──────── SUPPLIED RECORDS
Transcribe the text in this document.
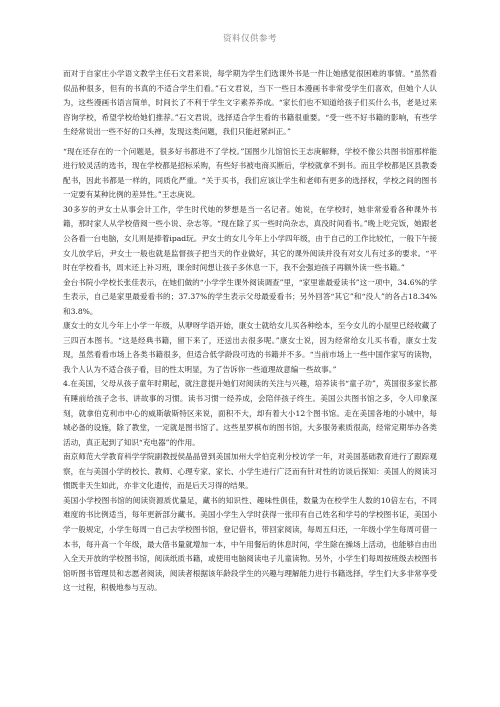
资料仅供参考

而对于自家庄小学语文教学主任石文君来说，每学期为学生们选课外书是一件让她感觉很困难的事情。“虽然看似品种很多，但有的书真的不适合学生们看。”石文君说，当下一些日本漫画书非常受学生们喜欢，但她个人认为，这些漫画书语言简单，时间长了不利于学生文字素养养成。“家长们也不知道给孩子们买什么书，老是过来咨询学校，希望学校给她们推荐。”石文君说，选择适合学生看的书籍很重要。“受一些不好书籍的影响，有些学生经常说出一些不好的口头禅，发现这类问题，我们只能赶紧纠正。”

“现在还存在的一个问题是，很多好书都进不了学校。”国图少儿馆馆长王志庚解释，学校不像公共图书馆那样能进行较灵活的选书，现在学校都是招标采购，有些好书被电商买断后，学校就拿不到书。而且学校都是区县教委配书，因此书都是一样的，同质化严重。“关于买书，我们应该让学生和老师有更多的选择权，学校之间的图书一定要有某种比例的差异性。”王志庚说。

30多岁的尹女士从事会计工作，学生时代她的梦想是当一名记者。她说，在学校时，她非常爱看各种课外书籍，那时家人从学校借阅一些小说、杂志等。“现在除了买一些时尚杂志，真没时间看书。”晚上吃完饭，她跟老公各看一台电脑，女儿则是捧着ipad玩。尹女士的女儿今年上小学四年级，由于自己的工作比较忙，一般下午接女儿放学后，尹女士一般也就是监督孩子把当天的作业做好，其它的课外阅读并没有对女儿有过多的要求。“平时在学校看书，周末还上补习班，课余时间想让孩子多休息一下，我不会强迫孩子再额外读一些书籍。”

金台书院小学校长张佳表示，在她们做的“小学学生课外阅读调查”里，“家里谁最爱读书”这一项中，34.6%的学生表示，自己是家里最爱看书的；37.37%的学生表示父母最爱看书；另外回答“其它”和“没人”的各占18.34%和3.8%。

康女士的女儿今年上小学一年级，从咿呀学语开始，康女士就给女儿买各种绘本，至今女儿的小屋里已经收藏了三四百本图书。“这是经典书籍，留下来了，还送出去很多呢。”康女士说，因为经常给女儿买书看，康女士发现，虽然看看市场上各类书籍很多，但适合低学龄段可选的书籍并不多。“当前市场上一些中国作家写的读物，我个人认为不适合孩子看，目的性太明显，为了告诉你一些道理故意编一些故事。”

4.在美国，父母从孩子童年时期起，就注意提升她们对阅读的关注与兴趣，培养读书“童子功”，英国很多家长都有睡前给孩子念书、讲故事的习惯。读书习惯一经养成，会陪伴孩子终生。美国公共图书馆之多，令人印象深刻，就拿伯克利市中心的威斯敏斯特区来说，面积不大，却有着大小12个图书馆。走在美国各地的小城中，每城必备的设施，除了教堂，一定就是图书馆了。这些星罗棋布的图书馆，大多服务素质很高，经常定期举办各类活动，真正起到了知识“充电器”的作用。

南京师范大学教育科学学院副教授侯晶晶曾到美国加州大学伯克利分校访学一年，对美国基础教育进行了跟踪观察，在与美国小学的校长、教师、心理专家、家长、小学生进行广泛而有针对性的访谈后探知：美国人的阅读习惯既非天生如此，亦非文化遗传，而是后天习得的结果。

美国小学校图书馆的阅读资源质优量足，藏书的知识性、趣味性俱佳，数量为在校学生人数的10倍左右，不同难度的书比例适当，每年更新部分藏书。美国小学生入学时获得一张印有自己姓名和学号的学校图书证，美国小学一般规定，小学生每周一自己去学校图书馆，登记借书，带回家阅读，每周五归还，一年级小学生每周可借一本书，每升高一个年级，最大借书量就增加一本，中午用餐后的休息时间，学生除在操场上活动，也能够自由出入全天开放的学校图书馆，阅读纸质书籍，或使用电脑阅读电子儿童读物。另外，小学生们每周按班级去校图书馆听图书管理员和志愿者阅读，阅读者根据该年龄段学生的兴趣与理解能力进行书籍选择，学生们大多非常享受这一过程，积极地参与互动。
────────────────
──────── SUPPLIED RECORDS
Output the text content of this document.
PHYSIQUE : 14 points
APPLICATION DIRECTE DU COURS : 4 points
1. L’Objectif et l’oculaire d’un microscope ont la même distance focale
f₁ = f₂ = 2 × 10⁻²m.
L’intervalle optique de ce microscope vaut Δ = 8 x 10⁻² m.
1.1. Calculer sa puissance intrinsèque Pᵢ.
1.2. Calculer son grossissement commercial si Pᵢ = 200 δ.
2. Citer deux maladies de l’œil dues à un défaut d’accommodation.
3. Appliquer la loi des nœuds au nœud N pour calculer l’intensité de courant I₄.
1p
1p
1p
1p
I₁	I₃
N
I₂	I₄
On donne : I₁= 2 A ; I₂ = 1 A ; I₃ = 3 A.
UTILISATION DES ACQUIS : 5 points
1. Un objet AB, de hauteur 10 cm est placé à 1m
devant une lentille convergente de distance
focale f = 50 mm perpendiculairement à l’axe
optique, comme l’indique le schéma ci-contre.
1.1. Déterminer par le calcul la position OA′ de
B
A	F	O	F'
────────────────
# [GOAL]
Where a line above contains the string "focale", copy that line.

# [ANSWER TO THIS EXERCISE]
1. L’Objectif et l’oculaire d’un microscope ont la même distance focale
focale f = 50 mm perpendiculairement à l’axe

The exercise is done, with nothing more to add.